§ **DIRECTIVE**: Set each entry down verbatim, omitting images.

--

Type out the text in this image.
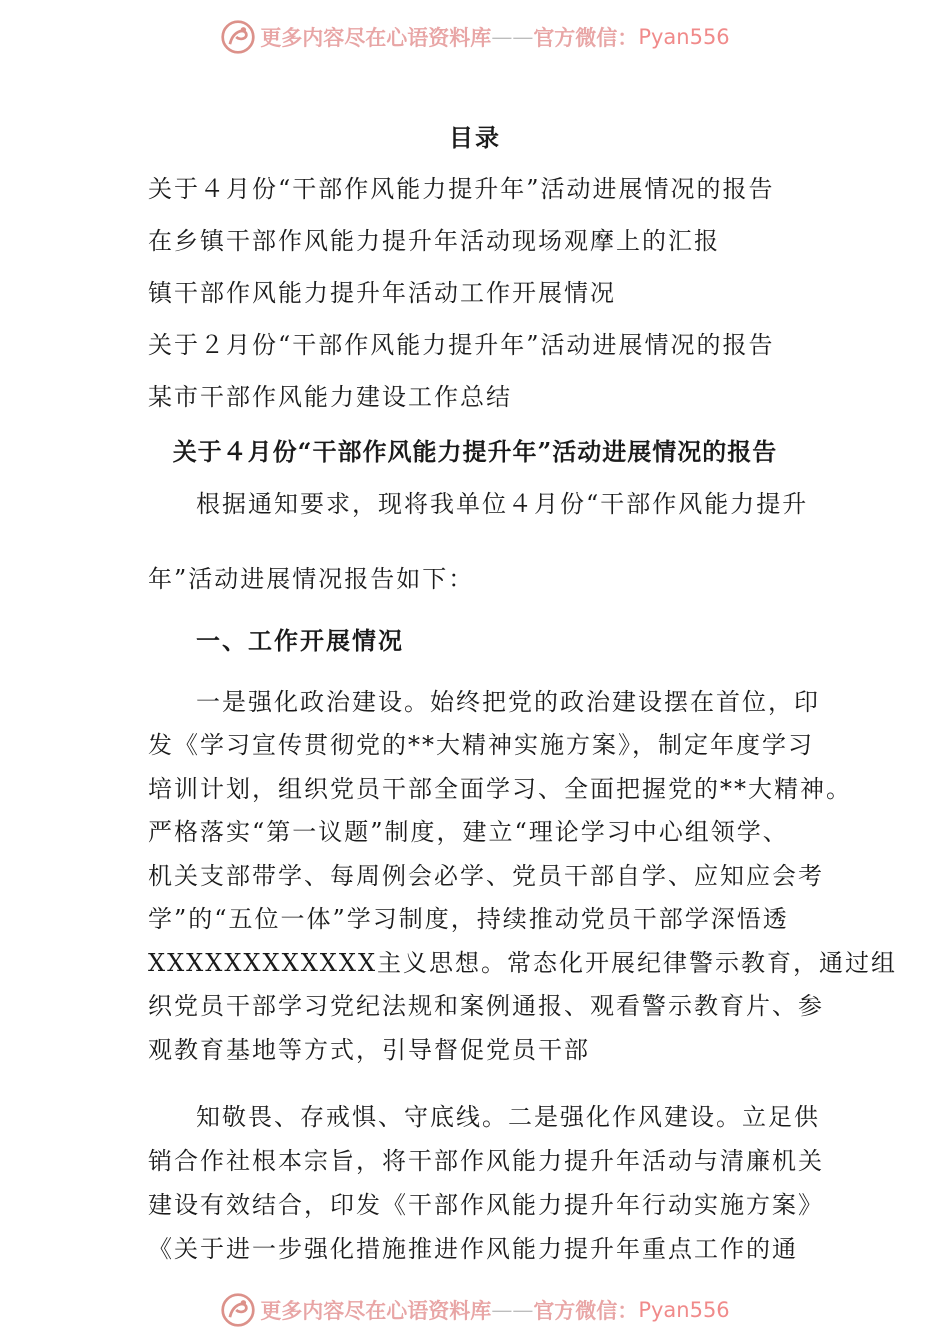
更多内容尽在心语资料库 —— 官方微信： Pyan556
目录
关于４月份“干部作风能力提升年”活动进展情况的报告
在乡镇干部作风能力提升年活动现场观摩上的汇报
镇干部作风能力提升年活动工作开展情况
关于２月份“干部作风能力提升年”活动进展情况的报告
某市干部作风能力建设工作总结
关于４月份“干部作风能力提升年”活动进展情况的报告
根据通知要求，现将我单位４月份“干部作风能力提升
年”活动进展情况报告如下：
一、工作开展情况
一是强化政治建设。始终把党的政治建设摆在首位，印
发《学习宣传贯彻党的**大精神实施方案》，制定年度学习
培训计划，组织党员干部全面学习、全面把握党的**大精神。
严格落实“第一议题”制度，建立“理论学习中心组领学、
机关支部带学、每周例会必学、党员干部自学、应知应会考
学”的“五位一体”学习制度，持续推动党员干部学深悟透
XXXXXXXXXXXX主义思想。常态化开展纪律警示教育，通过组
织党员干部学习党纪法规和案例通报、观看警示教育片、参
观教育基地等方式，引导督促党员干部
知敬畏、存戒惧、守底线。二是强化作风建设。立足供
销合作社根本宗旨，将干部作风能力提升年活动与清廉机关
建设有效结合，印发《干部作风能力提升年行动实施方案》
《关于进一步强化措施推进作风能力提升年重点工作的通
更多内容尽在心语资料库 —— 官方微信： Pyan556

--

§ **SOLUTION TO THIS PROBLEM**:
Type out the text in this image.
更多内容尽在心语资料库 —— 官方微信： Pyan556
目录
关于４月份“干部作风能力提升年”活动进展情况的报告
在乡镇干部作风能力提升年活动现场观摩上的汇报
镇干部作风能力提升年活动工作开展情况
关于２月份“干部作风能力提升年”活动进展情况的报告
某市干部作风能力建设工作总结
关于４月份“干部作风能力提升年”活动进展情况的报告
根据通知要求，现将我单位４月份“干部作风能力提升
年”活动进展情况报告如下：
一、工作开展情况
一是强化政治建设。始终把党的政治建设摆在首位，印
发《学习宣传贯彻党的**大精神实施方案》，制定年度学习
培训计划，组织党员干部全面学习、全面把握党的**大精神。
严格落实“第一议题”制度，建立“理论学习中心组领学、
机关支部带学、每周例会必学、党员干部自学、应知应会考
学”的“五位一体”学习制度，持续推动党员干部学深悟透
XXXXXXXXXXXX主义思想。常态化开展纪律警示教育，通过组
织党员干部学习党纪法规和案例通报、观看警示教育片、参
观教育基地等方式，引导督促党员干部
知敬畏、存戒惧、守底线。二是强化作风建设。立足供
销合作社根本宗旨，将干部作风能力提升年活动与清廉机关
建设有效结合，印发《干部作风能力提升年行动实施方案》
《关于进一步强化措施推进作风能力提升年重点工作的通
更多内容尽在心语资料库 —— 官方微信： Pyan556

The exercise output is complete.